**DATASET ROWS**
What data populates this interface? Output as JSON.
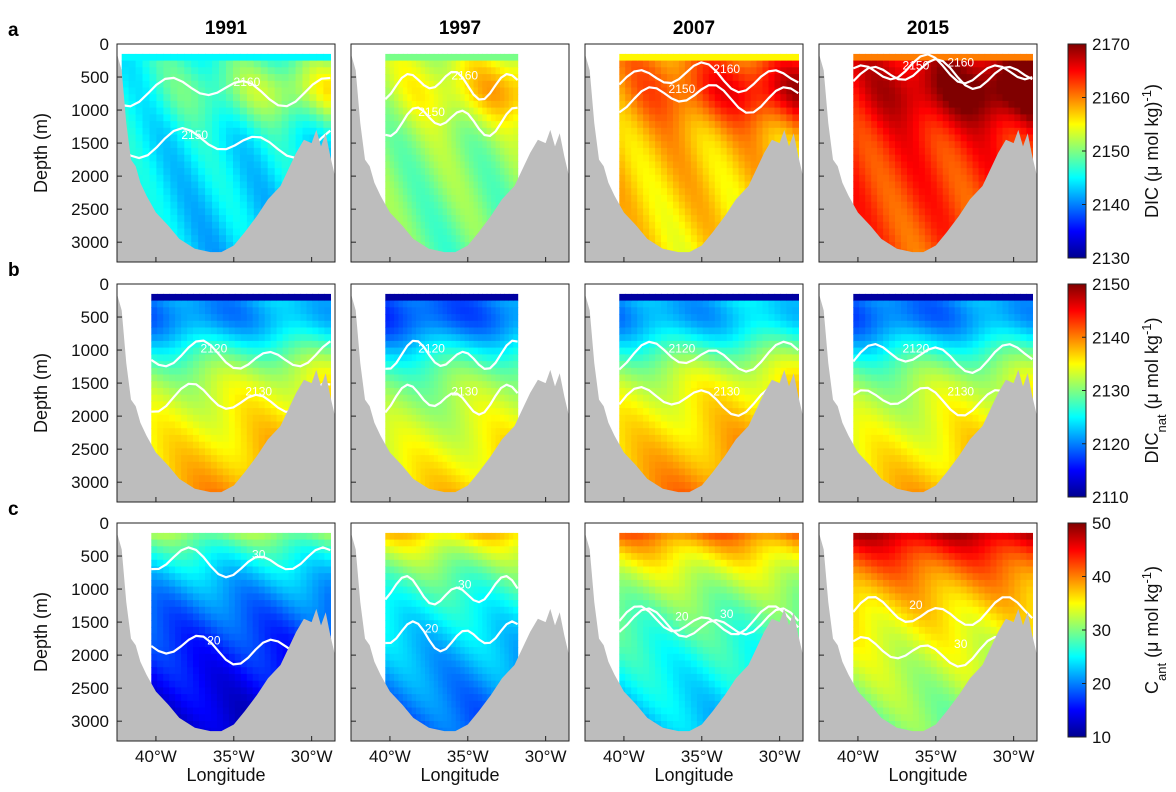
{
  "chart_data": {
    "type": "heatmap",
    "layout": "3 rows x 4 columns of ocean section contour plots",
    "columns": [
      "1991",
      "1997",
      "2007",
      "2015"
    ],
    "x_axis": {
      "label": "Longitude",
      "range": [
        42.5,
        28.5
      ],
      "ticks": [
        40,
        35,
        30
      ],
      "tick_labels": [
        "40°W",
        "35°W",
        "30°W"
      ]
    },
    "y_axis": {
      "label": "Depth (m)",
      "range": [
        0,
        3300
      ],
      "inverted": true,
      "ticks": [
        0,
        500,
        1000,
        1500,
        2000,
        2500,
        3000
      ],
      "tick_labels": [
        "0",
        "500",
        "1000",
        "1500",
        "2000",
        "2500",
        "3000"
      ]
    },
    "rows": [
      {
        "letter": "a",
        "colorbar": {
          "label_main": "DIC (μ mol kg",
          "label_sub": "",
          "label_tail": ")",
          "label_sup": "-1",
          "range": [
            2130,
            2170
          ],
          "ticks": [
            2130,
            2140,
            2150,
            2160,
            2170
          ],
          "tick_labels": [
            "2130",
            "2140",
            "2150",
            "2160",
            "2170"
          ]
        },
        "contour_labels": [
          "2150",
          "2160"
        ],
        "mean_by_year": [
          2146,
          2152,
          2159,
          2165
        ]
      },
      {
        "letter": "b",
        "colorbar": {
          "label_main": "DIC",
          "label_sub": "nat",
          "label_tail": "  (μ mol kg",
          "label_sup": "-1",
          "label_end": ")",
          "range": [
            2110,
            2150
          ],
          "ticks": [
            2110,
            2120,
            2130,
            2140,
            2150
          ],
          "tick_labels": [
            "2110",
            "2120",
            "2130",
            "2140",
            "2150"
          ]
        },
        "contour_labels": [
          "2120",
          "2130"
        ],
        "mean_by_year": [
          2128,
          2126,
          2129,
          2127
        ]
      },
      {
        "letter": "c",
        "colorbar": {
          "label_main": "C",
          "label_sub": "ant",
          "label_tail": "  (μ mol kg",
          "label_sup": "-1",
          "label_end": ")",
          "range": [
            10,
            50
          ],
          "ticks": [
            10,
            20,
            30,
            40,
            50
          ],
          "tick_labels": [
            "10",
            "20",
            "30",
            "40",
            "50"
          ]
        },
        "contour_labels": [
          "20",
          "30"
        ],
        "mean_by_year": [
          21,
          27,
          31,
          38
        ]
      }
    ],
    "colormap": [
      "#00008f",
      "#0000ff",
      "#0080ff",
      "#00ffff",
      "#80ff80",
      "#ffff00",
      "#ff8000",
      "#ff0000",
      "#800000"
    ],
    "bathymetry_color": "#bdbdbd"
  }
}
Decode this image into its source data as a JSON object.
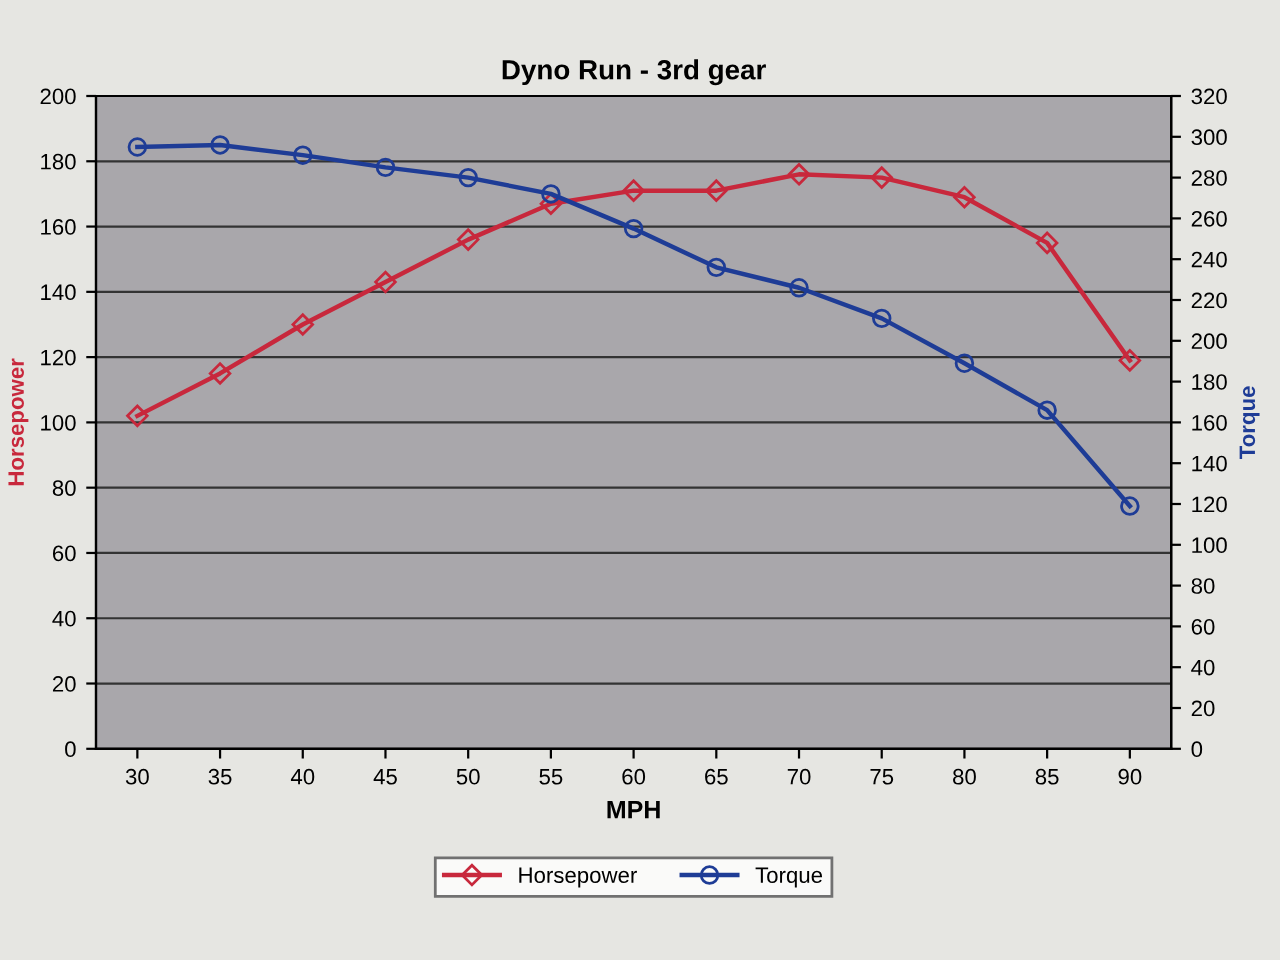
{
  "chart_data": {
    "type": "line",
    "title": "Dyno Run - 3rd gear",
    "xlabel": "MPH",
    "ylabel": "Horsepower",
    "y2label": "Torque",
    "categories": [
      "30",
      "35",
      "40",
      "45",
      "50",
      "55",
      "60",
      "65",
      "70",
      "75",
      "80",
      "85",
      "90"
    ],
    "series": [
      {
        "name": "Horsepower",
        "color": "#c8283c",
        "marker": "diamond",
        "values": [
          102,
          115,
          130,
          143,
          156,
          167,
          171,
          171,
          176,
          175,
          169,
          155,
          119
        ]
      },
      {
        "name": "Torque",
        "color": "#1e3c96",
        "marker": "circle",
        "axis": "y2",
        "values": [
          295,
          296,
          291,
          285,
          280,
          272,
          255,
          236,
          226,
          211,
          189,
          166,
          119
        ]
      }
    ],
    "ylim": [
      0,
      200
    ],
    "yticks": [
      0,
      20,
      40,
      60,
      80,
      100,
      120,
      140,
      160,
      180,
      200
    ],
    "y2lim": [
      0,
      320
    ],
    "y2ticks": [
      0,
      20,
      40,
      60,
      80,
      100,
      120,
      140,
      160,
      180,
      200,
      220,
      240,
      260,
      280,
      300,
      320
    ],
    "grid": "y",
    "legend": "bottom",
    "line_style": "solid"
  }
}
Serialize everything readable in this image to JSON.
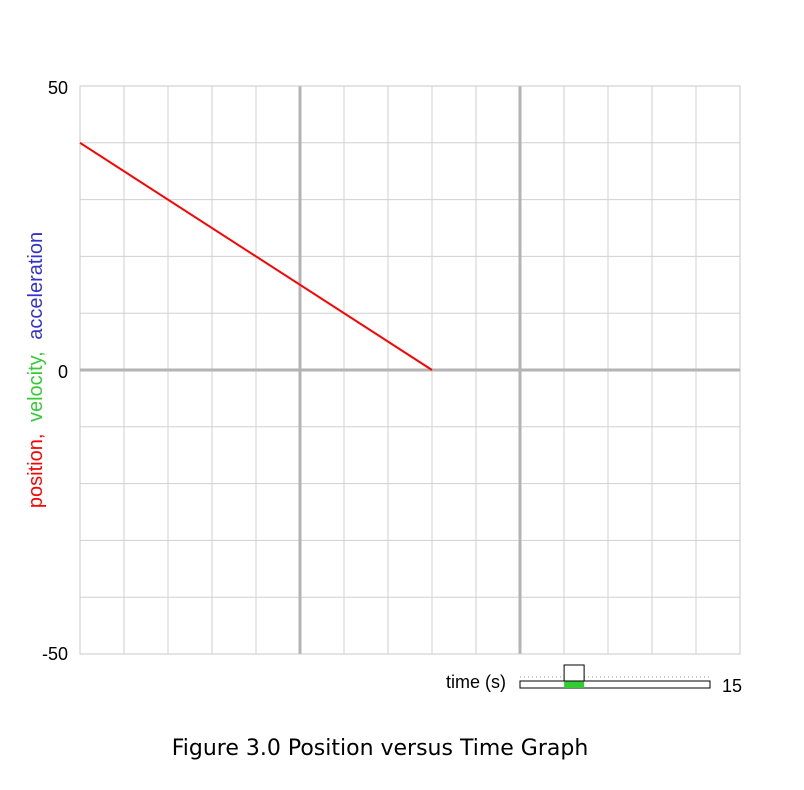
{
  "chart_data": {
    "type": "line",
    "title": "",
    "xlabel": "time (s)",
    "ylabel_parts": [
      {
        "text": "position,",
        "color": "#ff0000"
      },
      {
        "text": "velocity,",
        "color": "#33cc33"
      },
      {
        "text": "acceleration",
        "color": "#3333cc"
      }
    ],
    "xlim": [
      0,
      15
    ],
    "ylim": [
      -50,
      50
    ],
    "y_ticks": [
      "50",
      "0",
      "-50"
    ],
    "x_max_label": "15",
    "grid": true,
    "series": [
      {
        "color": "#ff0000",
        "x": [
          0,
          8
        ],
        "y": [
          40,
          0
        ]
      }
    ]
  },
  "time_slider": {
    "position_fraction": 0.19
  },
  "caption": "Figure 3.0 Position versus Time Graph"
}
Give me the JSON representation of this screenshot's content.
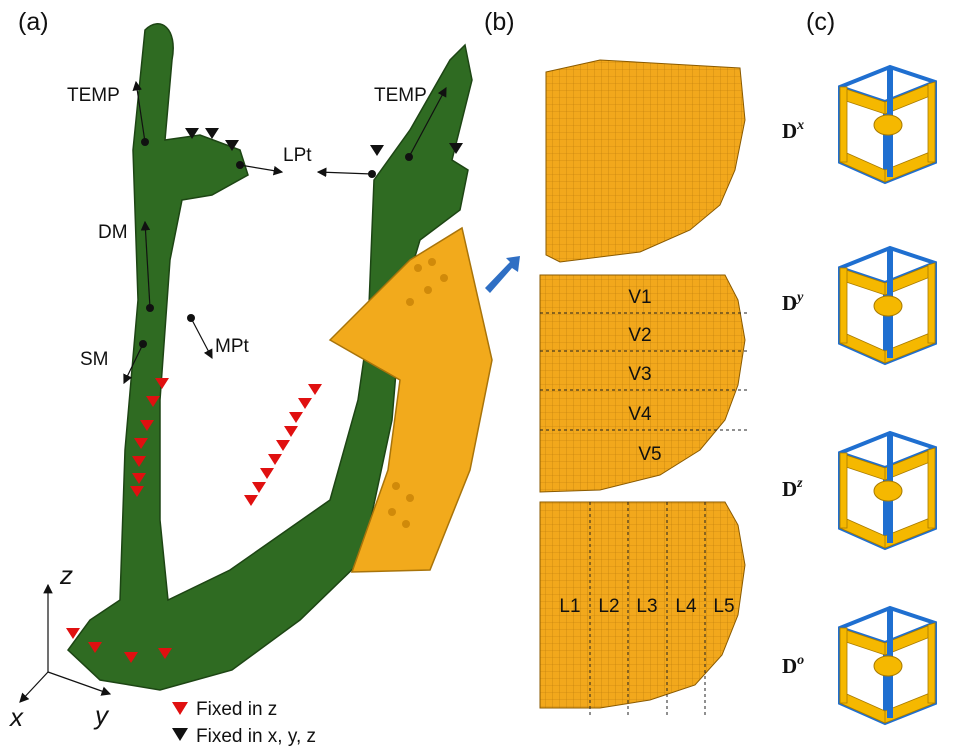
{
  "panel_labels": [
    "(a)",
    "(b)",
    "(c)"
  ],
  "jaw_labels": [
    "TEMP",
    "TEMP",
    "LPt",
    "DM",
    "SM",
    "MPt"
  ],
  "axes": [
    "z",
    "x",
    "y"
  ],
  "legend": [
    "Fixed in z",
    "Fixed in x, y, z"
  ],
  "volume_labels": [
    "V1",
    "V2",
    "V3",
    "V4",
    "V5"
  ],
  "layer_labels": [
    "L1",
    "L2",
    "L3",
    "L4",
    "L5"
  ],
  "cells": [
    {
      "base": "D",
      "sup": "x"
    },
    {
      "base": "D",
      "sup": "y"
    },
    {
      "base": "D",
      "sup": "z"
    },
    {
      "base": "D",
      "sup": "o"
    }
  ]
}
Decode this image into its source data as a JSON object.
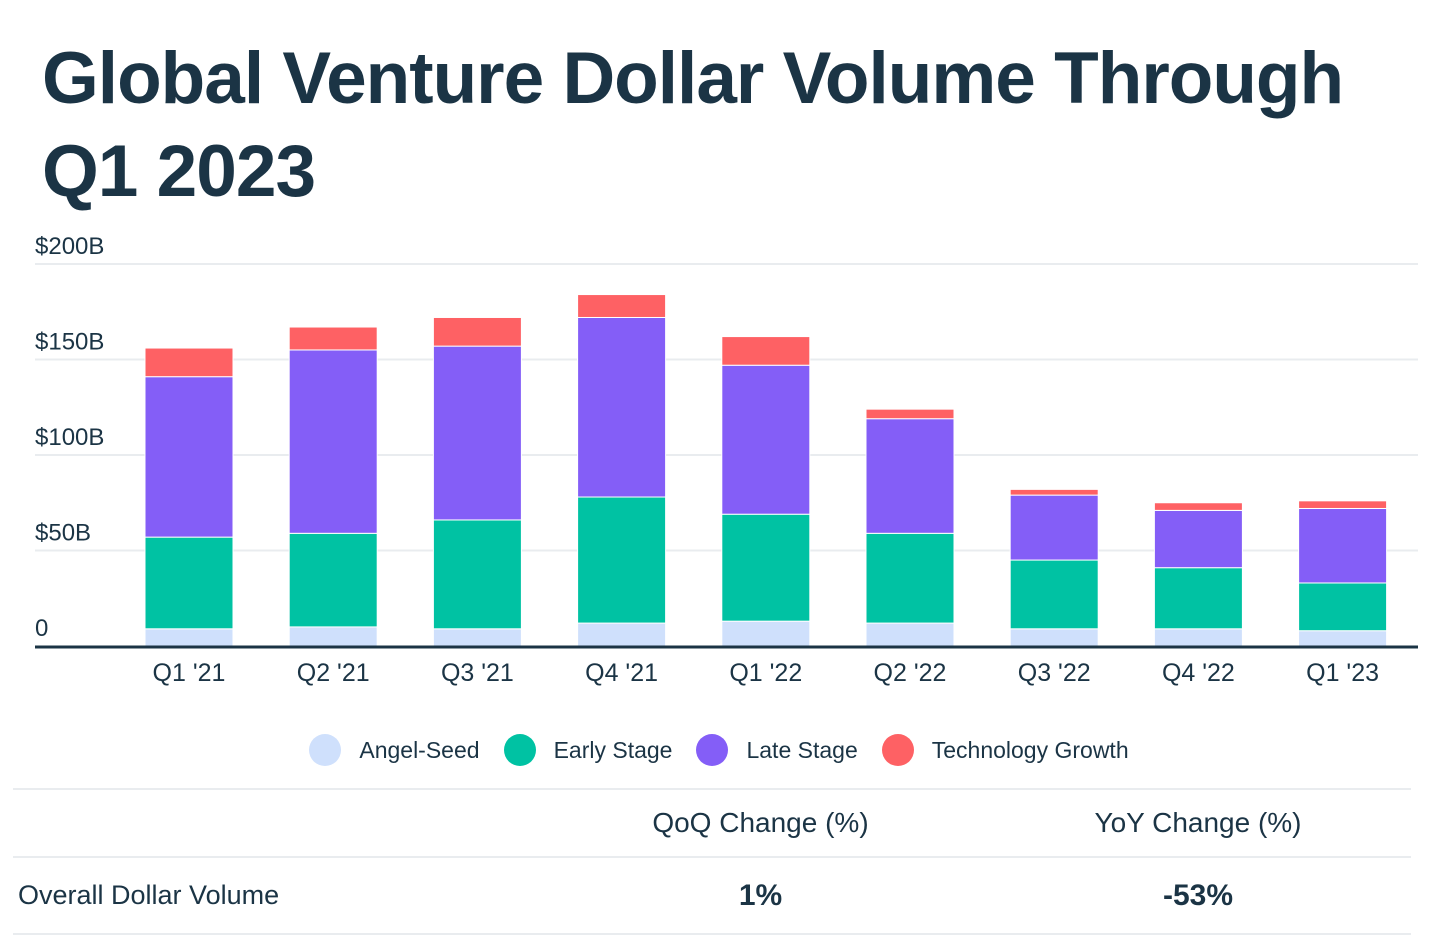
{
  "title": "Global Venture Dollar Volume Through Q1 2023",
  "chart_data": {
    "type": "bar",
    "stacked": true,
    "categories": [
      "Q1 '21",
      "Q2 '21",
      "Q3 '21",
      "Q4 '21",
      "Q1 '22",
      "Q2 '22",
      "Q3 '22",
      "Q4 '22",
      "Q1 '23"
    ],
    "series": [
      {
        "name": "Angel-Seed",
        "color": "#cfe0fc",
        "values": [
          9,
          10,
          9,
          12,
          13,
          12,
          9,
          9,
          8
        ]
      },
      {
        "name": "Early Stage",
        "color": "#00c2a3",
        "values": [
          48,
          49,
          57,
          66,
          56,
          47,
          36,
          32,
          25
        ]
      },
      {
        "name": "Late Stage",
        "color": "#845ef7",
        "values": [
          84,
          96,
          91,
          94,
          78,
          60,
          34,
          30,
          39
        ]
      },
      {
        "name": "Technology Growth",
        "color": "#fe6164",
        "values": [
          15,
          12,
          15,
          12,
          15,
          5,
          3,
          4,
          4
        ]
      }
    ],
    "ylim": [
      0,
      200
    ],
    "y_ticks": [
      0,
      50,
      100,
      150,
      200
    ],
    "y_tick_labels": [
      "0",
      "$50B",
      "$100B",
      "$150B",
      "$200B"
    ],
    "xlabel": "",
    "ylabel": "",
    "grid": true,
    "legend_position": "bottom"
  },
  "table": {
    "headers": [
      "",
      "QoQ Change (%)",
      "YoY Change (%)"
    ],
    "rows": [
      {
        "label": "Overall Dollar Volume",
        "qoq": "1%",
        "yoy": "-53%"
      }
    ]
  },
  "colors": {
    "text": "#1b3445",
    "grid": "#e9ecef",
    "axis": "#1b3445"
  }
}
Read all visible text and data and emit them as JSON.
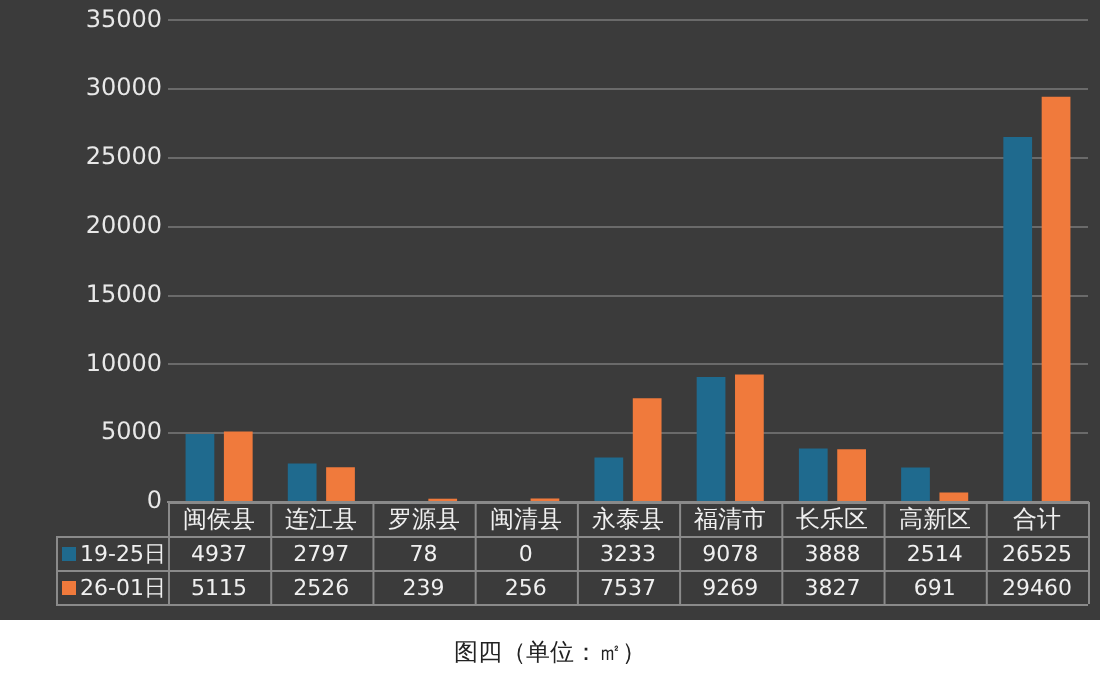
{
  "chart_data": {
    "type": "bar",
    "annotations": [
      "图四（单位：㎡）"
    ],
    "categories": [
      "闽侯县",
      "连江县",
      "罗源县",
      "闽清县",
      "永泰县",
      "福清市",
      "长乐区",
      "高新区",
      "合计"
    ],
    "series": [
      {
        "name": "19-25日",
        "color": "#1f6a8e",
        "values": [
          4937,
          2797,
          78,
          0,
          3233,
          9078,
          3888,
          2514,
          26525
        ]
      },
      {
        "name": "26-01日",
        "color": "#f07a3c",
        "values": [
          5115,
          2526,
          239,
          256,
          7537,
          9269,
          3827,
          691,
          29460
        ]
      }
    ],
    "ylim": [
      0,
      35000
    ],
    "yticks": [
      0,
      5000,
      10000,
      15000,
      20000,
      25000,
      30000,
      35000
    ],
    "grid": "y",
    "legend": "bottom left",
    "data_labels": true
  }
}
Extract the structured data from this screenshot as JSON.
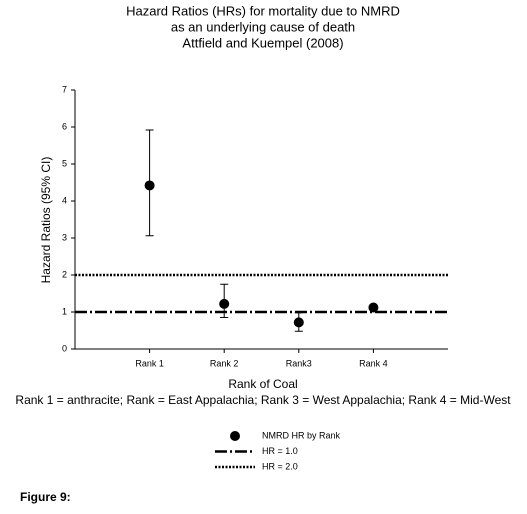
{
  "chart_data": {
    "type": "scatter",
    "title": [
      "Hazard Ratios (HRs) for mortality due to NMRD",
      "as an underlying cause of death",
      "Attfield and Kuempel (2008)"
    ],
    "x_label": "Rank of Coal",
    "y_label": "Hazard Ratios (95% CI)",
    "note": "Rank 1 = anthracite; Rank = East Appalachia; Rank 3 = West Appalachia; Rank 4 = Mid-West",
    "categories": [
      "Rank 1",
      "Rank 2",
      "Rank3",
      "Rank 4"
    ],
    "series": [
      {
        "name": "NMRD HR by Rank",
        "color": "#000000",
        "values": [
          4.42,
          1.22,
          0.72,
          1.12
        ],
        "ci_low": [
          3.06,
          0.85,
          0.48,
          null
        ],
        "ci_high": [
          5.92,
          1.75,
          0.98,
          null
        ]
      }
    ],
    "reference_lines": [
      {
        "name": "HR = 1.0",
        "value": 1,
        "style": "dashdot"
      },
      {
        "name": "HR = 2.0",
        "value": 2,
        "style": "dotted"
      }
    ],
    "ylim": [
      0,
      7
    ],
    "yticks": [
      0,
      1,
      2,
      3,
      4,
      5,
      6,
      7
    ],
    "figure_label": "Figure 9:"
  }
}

**INSTRUCTIONS FOR THE TASK**
Pull out all lines in the data above that include "title".

**EXERCISE RESULT**
    "title": "Dyno Run - 3rd gear",
    "title": "",
  "title": "Global Venture Dollar Volume Through Q1 2023",
    "title": [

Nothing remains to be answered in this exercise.